## TASK DESCRIPTION:
Only a number is wanted: how many lines in the records below contain "modified"?

## RECORDS FOR PROCESSING:
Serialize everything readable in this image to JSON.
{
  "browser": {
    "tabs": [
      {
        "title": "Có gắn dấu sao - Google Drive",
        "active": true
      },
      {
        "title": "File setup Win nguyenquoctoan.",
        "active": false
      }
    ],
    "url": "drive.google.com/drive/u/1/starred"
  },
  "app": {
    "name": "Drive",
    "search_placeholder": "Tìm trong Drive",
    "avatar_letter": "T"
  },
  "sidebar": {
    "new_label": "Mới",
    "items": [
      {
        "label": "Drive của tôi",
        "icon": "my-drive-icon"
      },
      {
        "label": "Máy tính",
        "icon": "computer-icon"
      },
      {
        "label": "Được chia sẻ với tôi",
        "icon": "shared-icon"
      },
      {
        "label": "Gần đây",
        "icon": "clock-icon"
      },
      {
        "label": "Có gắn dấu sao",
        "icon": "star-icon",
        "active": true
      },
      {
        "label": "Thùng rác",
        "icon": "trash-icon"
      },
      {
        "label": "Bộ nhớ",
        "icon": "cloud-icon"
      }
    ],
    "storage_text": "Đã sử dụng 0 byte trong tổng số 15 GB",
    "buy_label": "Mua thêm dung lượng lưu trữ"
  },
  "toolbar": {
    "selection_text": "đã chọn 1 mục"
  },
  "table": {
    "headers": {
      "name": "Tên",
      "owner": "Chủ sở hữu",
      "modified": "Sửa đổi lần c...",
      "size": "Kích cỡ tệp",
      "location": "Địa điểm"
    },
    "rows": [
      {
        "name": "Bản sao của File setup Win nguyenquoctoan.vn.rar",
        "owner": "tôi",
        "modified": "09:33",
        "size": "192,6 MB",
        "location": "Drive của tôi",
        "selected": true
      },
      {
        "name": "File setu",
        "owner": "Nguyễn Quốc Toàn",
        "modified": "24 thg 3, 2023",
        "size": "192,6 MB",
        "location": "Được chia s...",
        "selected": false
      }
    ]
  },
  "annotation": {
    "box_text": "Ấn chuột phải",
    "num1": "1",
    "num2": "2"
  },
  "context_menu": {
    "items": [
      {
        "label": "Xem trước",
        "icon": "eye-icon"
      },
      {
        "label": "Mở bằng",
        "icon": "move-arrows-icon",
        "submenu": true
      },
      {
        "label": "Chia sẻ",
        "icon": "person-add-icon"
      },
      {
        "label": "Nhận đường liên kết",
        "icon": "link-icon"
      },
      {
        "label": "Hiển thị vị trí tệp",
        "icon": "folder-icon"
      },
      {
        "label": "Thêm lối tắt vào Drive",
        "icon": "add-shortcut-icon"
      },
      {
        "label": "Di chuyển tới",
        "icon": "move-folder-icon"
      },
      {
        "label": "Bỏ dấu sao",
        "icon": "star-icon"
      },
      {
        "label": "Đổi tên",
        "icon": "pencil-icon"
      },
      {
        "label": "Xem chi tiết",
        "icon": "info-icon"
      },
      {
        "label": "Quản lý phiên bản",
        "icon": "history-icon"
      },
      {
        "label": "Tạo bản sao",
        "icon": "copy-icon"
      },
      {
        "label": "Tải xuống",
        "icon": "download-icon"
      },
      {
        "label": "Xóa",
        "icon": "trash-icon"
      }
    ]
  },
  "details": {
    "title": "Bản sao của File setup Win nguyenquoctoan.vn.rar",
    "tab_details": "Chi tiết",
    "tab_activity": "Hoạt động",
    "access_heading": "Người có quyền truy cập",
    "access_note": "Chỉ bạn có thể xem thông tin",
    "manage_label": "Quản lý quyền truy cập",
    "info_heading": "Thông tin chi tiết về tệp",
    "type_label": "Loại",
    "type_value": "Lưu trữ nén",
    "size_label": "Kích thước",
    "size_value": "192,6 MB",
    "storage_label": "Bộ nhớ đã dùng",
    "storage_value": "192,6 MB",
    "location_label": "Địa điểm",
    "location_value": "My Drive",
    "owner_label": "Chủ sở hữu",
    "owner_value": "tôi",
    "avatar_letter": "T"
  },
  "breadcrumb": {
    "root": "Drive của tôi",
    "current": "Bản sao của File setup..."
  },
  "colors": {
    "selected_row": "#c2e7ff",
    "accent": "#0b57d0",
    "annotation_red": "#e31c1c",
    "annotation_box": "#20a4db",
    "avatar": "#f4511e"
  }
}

## REPLY TO THE EXERCISE:
3